### Listed records
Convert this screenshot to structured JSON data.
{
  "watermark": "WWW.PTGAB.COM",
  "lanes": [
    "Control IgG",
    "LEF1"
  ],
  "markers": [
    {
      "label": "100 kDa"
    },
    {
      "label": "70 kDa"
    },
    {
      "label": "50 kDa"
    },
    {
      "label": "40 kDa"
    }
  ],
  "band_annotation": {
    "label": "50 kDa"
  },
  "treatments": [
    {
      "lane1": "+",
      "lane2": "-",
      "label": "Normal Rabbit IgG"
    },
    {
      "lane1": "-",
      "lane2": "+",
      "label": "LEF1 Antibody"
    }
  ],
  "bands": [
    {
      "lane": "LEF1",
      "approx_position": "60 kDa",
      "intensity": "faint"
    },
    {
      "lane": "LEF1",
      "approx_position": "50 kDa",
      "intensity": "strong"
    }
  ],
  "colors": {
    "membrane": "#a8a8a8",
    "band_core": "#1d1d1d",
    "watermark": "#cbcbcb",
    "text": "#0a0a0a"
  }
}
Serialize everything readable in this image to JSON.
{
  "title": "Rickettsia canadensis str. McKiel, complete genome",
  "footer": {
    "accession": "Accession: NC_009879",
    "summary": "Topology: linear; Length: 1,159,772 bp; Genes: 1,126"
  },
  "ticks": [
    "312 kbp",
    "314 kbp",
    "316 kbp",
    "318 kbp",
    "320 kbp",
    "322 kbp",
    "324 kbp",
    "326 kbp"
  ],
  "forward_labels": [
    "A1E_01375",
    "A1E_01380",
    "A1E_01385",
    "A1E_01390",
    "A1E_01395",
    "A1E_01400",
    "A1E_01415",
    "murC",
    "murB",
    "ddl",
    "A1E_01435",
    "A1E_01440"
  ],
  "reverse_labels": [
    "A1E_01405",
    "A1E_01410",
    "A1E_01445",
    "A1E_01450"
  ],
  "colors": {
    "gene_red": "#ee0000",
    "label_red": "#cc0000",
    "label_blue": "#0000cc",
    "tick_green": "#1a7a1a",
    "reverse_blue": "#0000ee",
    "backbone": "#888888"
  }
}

### Work instruction
Copy out the material above in its entirety, exactly.

### Exercise response
Convert this screenshot to structured JSON data.
{
  "watermark": "WWW.PTGAB.COM",
  "lanes": [
    "Control IgG",
    "LEF1"
  ],
  "markers": [
    {
      "label": "100 kDa"
    },
    {
      "label": "70 kDa"
    },
    {
      "label": "50 kDa"
    },
    {
      "label": "40 kDa"
    }
  ],
  "band_annotation": {
    "label": "50 kDa"
  },
  "treatments": [
    {
      "lane1": "+",
      "lane2": "-",
      "label": "Normal Rabbit IgG"
    },
    {
      "lane1": "-",
      "lane2": "+",
      "label": "LEF1 Antibody"
    }
  ],
  "bands": [
    {
      "lane": "LEF1",
      "approx_position": "60 kDa",
      "intensity": "faint"
    },
    {
      "lane": "LEF1",
      "approx_position": "50 kDa",
      "intensity": "strong"
    }
  ],
  "colors": {
    "membrane": "#a8a8a8",
    "band_core": "#1d1d1d",
    "watermark": "#cbcbcb",
    "text": "#0a0a0a"
  }
}
Serialize everything readable in this image to JSON.
{
  "title": "Rickettsia canadensis str. McKiel, complete genome",
  "footer": {
    "accession": "Accession: NC_009879",
    "summary": "Topology: linear; Length: 1,159,772 bp; Genes: 1,126"
  },
  "ticks": [
    "312 kbp",
    "314 kbp",
    "316 kbp",
    "318 kbp",
    "320 kbp",
    "322 kbp",
    "324 kbp",
    "326 kbp"
  ],
  "forward_labels": [
    "A1E_01375",
    "A1E_01380",
    "A1E_01385",
    "A1E_01390",
    "A1E_01395",
    "A1E_01400",
    "A1E_01415",
    "murC",
    "murB",
    "ddl",
    "A1E_01435",
    "A1E_01440"
  ],
  "reverse_labels": [
    "A1E_01405",
    "A1E_01410",
    "A1E_01445",
    "A1E_01450"
  ],
  "colors": {
    "gene_red": "#ee0000",
    "label_red": "#cc0000",
    "label_blue": "#0000cc",
    "tick_green": "#1a7a1a",
    "reverse_blue": "#0000ee",
    "backbone": "#888888"
  }
}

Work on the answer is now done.